> [REQUEST 1]: Give only the number of lines in the dataset records that contain the string "steps".

> [DOCUMENT EXTRACT]:
────────────────────

Figure 14a–c presents the performance for the proposed method using the IEDs information and using the DER electrical model.
For this scenario, a clear difference is observed in the performance of the method. When IEDs information is used, the method exhibits an excellent performance with errors below 0.02% (approximately 10 m in a feeder with 58 km of length). Also, its performance is quasi-invariant for different DER penetration levels. When the DER electrical model for INIDER is used, the performance of the method decreases significantly in relation to the performance obtained with IEDs information. For this case, a clear tendency to overestimate the fault distance as DER penetration level increases are observed; reaching an error of 0.5% for a penetration level of 30%. This behavior is due to the increasing penetration, which increases the error in the estimation of the current supplied to the fault point from the DER. On the other hand, the method presents errors lower than 0.06% when using the DER electrical model for IIDER. A tendency to underestimate the fault distance when the DER penetration level increases, is observed. However, its performance is better than when the INIDER model is used. This occurs because the contribution of the current from the IIDER to the fault point is lower than in the case of the INIDER, and this current is estimated by an iterative process.

────────────────────

Dataset records
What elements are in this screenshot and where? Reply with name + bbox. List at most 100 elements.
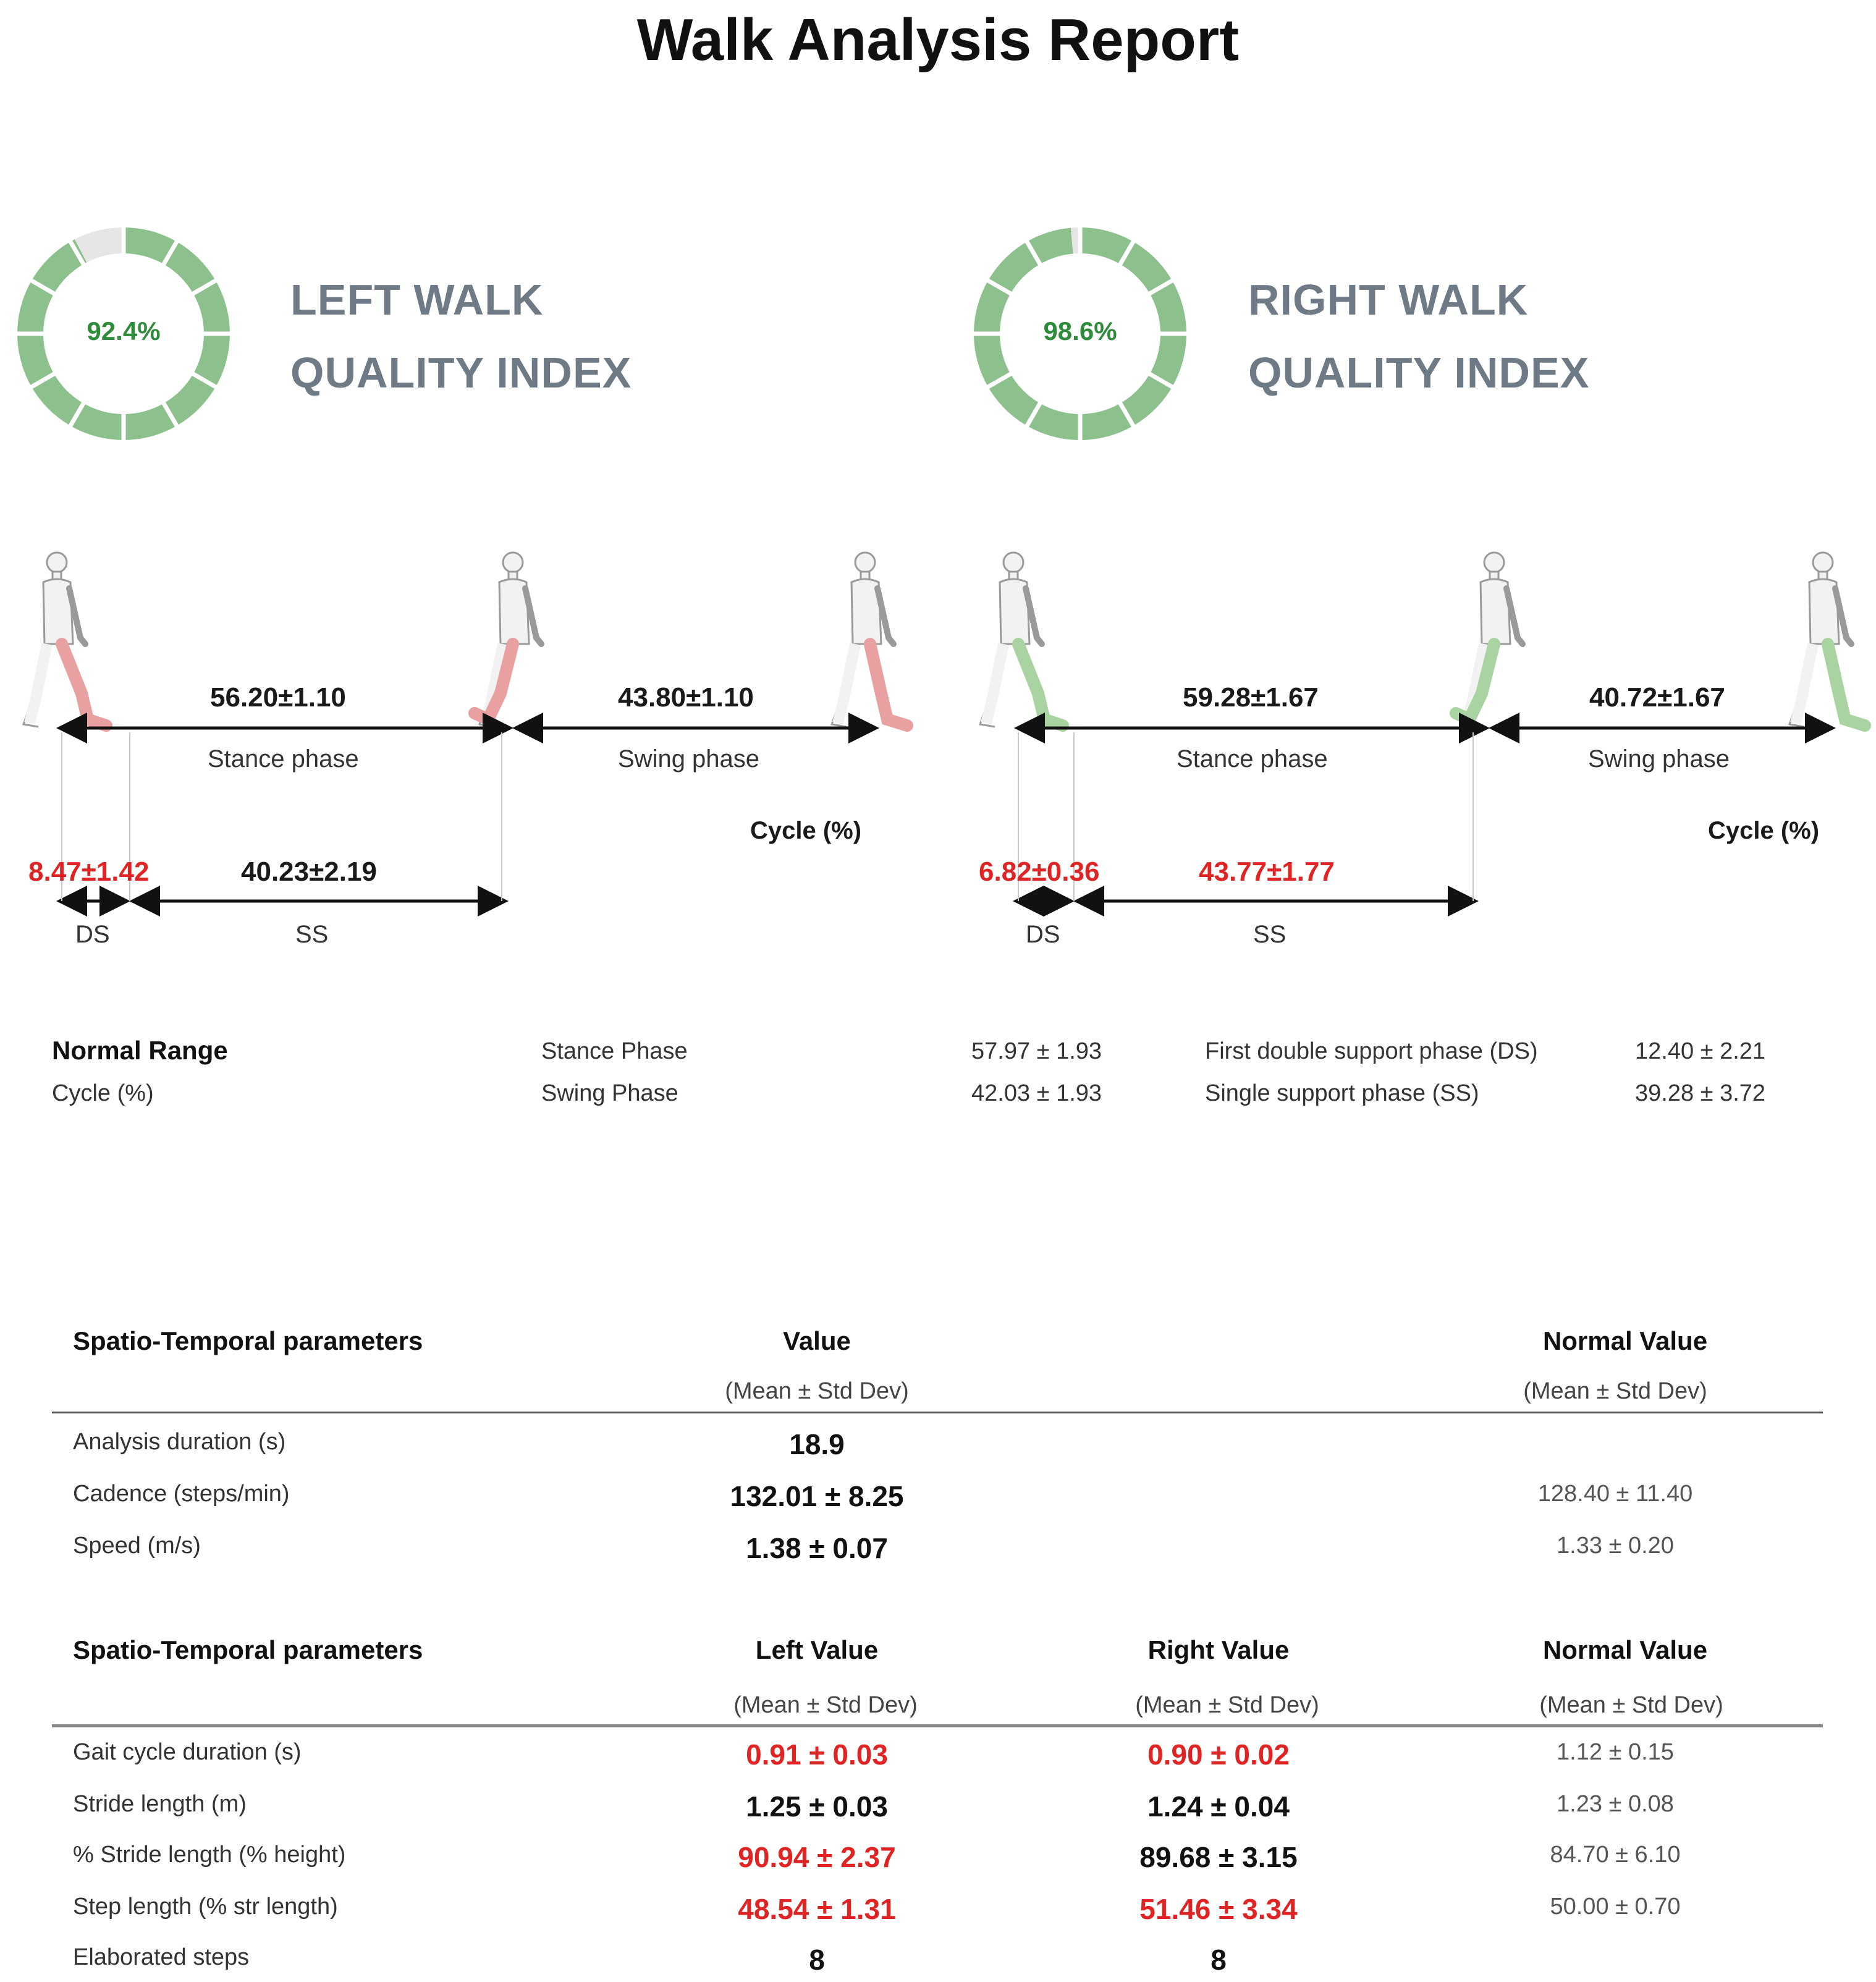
right-walker-2 (1450, 553, 1523, 727)
table2-header-right: Right Value (1147, 1635, 1290, 1664)
normal-ds-value: 12.40 ± 2.21 (1635, 1038, 1766, 1064)
normal-ss-label: Single support phase (SS) (1205, 1080, 1479, 1106)
left-quality-donut (16, 226, 231, 441)
table1-header-name: Spatio-Temporal parameters (73, 1326, 423, 1355)
left-donut-tick (67, 239, 87, 266)
left-walker-1 (23, 553, 112, 727)
right-swing-label: Swing phase (1588, 745, 1730, 773)
right-ds-value: 6.82±0.36 (979, 857, 1100, 887)
table-row-name: Analysis duration (s) (73, 1429, 286, 1455)
right-quality-value: 98.6% (1043, 316, 1117, 345)
left-cycle-label: Cycle (%) (750, 817, 862, 844)
table-row-right: 0.90 ± 0.02 (1147, 1738, 1290, 1771)
normal-stance-label: Stance Phase (541, 1038, 688, 1064)
table-row-normal: 1.33 ± 0.20 (1557, 1533, 1674, 1559)
left-donut-empty-arc (74, 227, 124, 263)
table-row-name: Elaborated steps (73, 1944, 250, 1970)
table-row-name: Step length (% str length) (73, 1894, 338, 1920)
normal-stance-value: 57.97 ± 1.93 (971, 1038, 1102, 1064)
normal-range-heading: Normal Range (52, 1036, 228, 1065)
table-row-value: 132.01 ± 8.25 (730, 1480, 904, 1512)
table2-rule (52, 1724, 1823, 1727)
right-cycle-label: Cycle (%) (1708, 817, 1820, 844)
right-quality-label-line2: QUALITY INDEX (1248, 349, 1590, 397)
left-stance-value: 56.20±1.10 (210, 682, 346, 713)
normal-ss-value: 39.28 ± 3.72 (1635, 1080, 1766, 1106)
table2-header-left: Left Value (755, 1635, 879, 1664)
left-walker-3 (832, 553, 913, 727)
right-donut-tick (1147, 371, 1175, 390)
right-donut-tick (1147, 277, 1175, 297)
table-row-left: 48.54 ± 1.31 (738, 1893, 896, 1925)
table-row-right: 8 (1211, 1944, 1227, 1976)
report-title: Walk Analysis Report (636, 7, 1240, 73)
table-row-name: Cadence (steps/min) (73, 1481, 290, 1507)
right-walker-1 (980, 553, 1069, 727)
table-row-value: 18.9 (789, 1428, 845, 1460)
table-row-name: Speed (m/s) (73, 1533, 201, 1559)
left-donut-tick (191, 371, 218, 390)
right-ds-label: DS (1026, 921, 1060, 948)
right-donut-tick (1117, 401, 1136, 428)
right-donut-empty-arc (1070, 227, 1080, 254)
left-donut-tick (191, 277, 218, 297)
left-quality-label-line1: LEFT WALK (290, 276, 544, 324)
left-ds-value: 8.47±1.42 (28, 857, 150, 887)
right-donut-tick (1117, 239, 1136, 266)
left-swing-label: Swing phase (618, 745, 760, 773)
left-donut-tick (161, 239, 180, 266)
left-donut-tick (67, 401, 87, 428)
table-row-normal: 84.70 ± 6.10 (1550, 1842, 1681, 1868)
right-stance-label: Stance phase (1177, 745, 1328, 773)
table1-header-normal: Normal Value (1542, 1326, 1708, 1355)
table2-header-normal-sub: (Mean ± Std Dev) (1539, 1692, 1723, 1718)
normal-ds-label: First double support phase (DS) (1205, 1038, 1538, 1064)
table-row-left: 0.91 ± 0.03 (746, 1738, 888, 1771)
right-donut-tick (1024, 239, 1043, 266)
right-donut-tick (986, 277, 1013, 297)
table1-header-value-sub: (Mean ± Std Dev) (725, 1378, 909, 1404)
table-row-value: 1.38 ± 0.07 (746, 1532, 888, 1564)
table-row-right: 89.68 ± 3.15 (1139, 1841, 1298, 1873)
table-row-name: Stride length (m) (73, 1791, 247, 1817)
table-row-name: % Stride length (% height) (73, 1842, 346, 1868)
left-ss-value: 40.23±2.19 (241, 857, 377, 887)
right-quality-label: RIGHT WALK QUALITY INDEX (1248, 263, 1589, 409)
table-row-normal: 1.23 ± 0.08 (1557, 1791, 1674, 1817)
left-ds-label: DS (75, 921, 110, 948)
left-ss-label: SS (295, 921, 329, 948)
table2-header-right-sub: (Mean ± Std Dev) (1135, 1692, 1319, 1718)
table1-header-normal-sub: (Mean ± Std Dev) (1523, 1378, 1707, 1404)
left-quality-label-line2: QUALITY INDEX (290, 349, 632, 397)
left-donut-tick (161, 401, 180, 428)
right-donut-tick (986, 371, 1013, 390)
left-donut-tick (29, 277, 56, 297)
right-ss-label: SS (1253, 921, 1287, 948)
table2-header-left-sub: (Mean ± Std Dev) (733, 1692, 918, 1718)
table1-header-value: Value (783, 1326, 851, 1355)
left-quality-value: 92.4% (87, 316, 161, 345)
table-row-right: 51.46 ± 3.34 (1139, 1893, 1298, 1925)
gait-cycle-diagram (0, 531, 1871, 917)
left-quality-label: LEFT WALK QUALITY INDEX (290, 263, 632, 409)
table1-rule (52, 1412, 1823, 1413)
normal-swing-label: Swing Phase (541, 1080, 678, 1106)
table2-header-name: Spatio-Temporal parameters (73, 1635, 423, 1664)
left-walker-2 (468, 553, 541, 727)
normal-swing-value: 42.03 ± 1.93 (971, 1080, 1102, 1106)
right-quality-label-line1: RIGHT WALK (1248, 276, 1529, 324)
right-swing-value: 40.72±1.67 (1589, 682, 1725, 713)
table2-header-normal: Normal Value (1542, 1635, 1708, 1664)
table-row-left: 8 (809, 1944, 825, 1976)
normal-range-unit: Cycle (%) (52, 1080, 154, 1106)
table-row-right: 1.24 ± 0.04 (1147, 1790, 1290, 1823)
right-quality-donut (973, 226, 1188, 441)
table-row-name: Gait cycle duration (s) (73, 1739, 302, 1765)
table-row-normal: 128.40 ± 11.40 (1537, 1481, 1693, 1507)
left-swing-value: 43.80±1.10 (618, 682, 754, 713)
right-walker-3 (1789, 553, 1871, 727)
left-stance-label: Stance phase (208, 745, 359, 773)
right-stance-value: 59.28±1.67 (1183, 682, 1319, 713)
right-ss-value: 43.77±1.77 (1199, 857, 1335, 887)
right-donut-tick (1024, 401, 1043, 428)
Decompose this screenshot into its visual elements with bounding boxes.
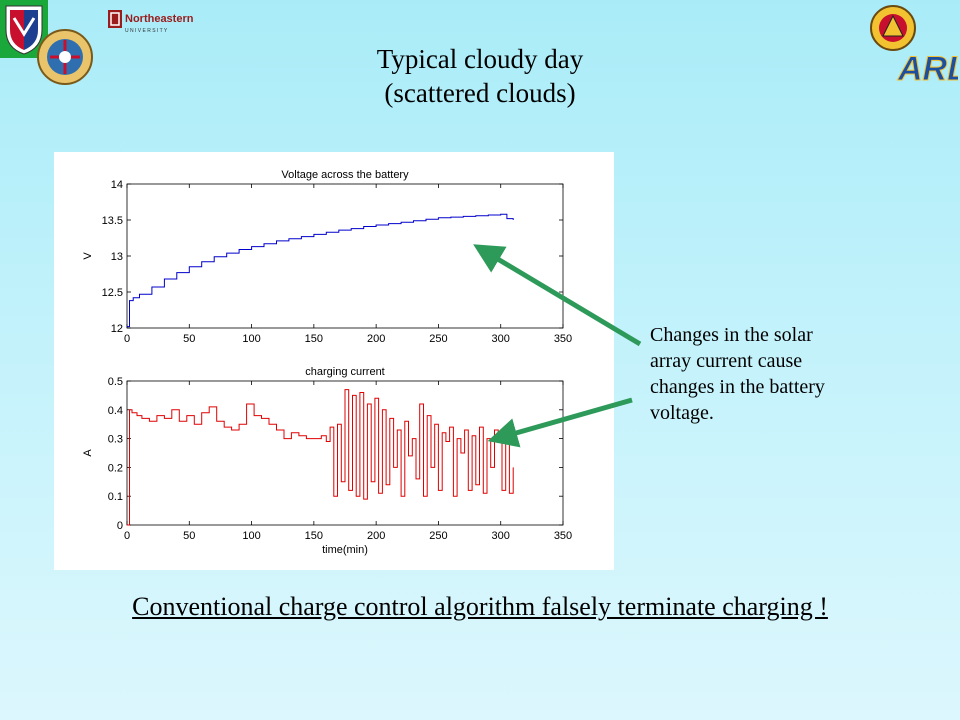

────────────────────

> [REQUEST 2]: Based on the fault-location passage, mark each statement yes or no and quote the words that decide it: (a) Using IEDs information, the method's errors stay below 0.02%. (b) With the DER electrical model for INIDER, the method tends to underestimate the fault distance as DER penetration rises. (c) With the DER electrical model for IIDER, the method's errors are lower than 0.06%.

> [FINISHED ANSWER 1]: 2

> [FINISHED ANSWER 2]:
(a) Yes: "When IEDs information is used, the method exhibits an excellent performance with errors below 0.02%"
(b) No: "a clear tendency to overestimate the fault distance as DER penetration level increases are observed"
(c) Yes: "the method presents errors lower than 0.06% when using the DER electrical model for IIDER"